### [EXERCISE TASK]
Please rewrite the data below with every "wearing-item-card" changed to "outfit-item-card" and nothing else altered.

### [INPUT]
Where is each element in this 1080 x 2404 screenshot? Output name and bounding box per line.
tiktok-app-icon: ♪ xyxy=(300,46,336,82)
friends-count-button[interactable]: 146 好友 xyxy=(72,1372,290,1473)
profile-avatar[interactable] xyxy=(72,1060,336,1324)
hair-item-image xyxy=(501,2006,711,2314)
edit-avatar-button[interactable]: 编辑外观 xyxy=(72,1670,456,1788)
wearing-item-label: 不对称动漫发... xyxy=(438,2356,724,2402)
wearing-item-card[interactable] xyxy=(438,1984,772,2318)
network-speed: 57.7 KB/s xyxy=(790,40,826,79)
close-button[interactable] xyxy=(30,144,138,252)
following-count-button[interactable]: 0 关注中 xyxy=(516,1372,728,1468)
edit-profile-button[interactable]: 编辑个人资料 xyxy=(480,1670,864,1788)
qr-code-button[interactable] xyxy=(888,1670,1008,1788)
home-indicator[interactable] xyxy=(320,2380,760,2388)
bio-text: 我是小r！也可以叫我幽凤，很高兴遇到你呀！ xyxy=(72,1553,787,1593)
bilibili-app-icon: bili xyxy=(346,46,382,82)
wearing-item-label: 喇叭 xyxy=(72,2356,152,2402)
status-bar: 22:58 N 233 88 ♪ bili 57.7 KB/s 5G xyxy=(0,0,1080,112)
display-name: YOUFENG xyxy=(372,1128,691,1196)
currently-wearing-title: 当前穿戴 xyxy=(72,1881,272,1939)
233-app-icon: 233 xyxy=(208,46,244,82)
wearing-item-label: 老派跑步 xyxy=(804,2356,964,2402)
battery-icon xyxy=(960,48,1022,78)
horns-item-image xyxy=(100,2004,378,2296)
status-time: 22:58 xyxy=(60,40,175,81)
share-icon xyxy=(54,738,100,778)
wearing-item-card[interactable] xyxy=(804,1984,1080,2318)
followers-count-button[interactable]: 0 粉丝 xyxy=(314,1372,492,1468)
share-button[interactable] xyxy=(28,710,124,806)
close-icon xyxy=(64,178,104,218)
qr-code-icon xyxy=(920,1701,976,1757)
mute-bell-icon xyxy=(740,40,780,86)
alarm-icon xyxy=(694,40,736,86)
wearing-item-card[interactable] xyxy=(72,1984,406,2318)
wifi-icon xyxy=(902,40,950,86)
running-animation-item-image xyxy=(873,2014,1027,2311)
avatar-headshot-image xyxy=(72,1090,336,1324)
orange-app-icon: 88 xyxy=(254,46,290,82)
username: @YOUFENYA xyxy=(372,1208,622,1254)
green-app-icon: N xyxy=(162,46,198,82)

### [RESPONSE TO THE TASK]
Where is each element in this 1080 x 2404 screenshot? Output name and bounding box per line.
tiktok-app-icon: ♪ xyxy=(300,46,336,82)
friends-count-button[interactable]: 146 好友 xyxy=(72,1372,290,1473)
profile-avatar[interactable] xyxy=(72,1060,336,1324)
hair-item-image xyxy=(501,2006,711,2314)
edit-avatar-button[interactable]: 编辑外观 xyxy=(72,1670,456,1788)
wearing-item-label: 不对称动漫发... xyxy=(438,2356,724,2402)
outfit-item-card[interactable] xyxy=(438,1984,772,2318)
network-speed: 57.7 KB/s xyxy=(790,40,826,79)
close-button[interactable] xyxy=(30,144,138,252)
following-count-button[interactable]: 0 关注中 xyxy=(516,1372,728,1468)
edit-profile-button[interactable]: 编辑个人资料 xyxy=(480,1670,864,1788)
qr-code-button[interactable] xyxy=(888,1670,1008,1788)
home-indicator[interactable] xyxy=(320,2380,760,2388)
bio-text: 我是小r！也可以叫我幽凤，很高兴遇到你呀！ xyxy=(72,1553,787,1593)
bilibili-app-icon: bili xyxy=(346,46,382,82)
wearing-item-label: 喇叭 xyxy=(72,2356,152,2402)
status-bar: 22:58 N 233 88 ♪ bili 57.7 KB/s 5G xyxy=(0,0,1080,112)
display-name: YOUFENG xyxy=(372,1128,691,1196)
currently-wearing-title: 当前穿戴 xyxy=(72,1881,272,1939)
233-app-icon: 233 xyxy=(208,46,244,82)
wearing-item-label: 老派跑步 xyxy=(804,2356,964,2402)
battery-icon xyxy=(960,48,1022,78)
horns-item-image xyxy=(100,2004,378,2296)
status-time: 22:58 xyxy=(60,40,175,81)
share-icon xyxy=(54,738,100,778)
outfit-item-card[interactable] xyxy=(804,1984,1080,2318)
followers-count-button[interactable]: 0 粉丝 xyxy=(314,1372,492,1468)
share-button[interactable] xyxy=(28,710,124,806)
close-icon xyxy=(64,178,104,218)
qr-code-icon xyxy=(920,1701,976,1757)
mute-bell-icon xyxy=(740,40,780,86)
alarm-icon xyxy=(694,40,736,86)
outfit-item-card[interactable] xyxy=(72,1984,406,2318)
wifi-icon xyxy=(902,40,950,86)
running-animation-item-image xyxy=(873,2014,1027,2311)
avatar-headshot-image xyxy=(72,1090,336,1324)
orange-app-icon: 88 xyxy=(254,46,290,82)
username: @YOUFENYA xyxy=(372,1208,622,1254)
green-app-icon: N xyxy=(162,46,198,82)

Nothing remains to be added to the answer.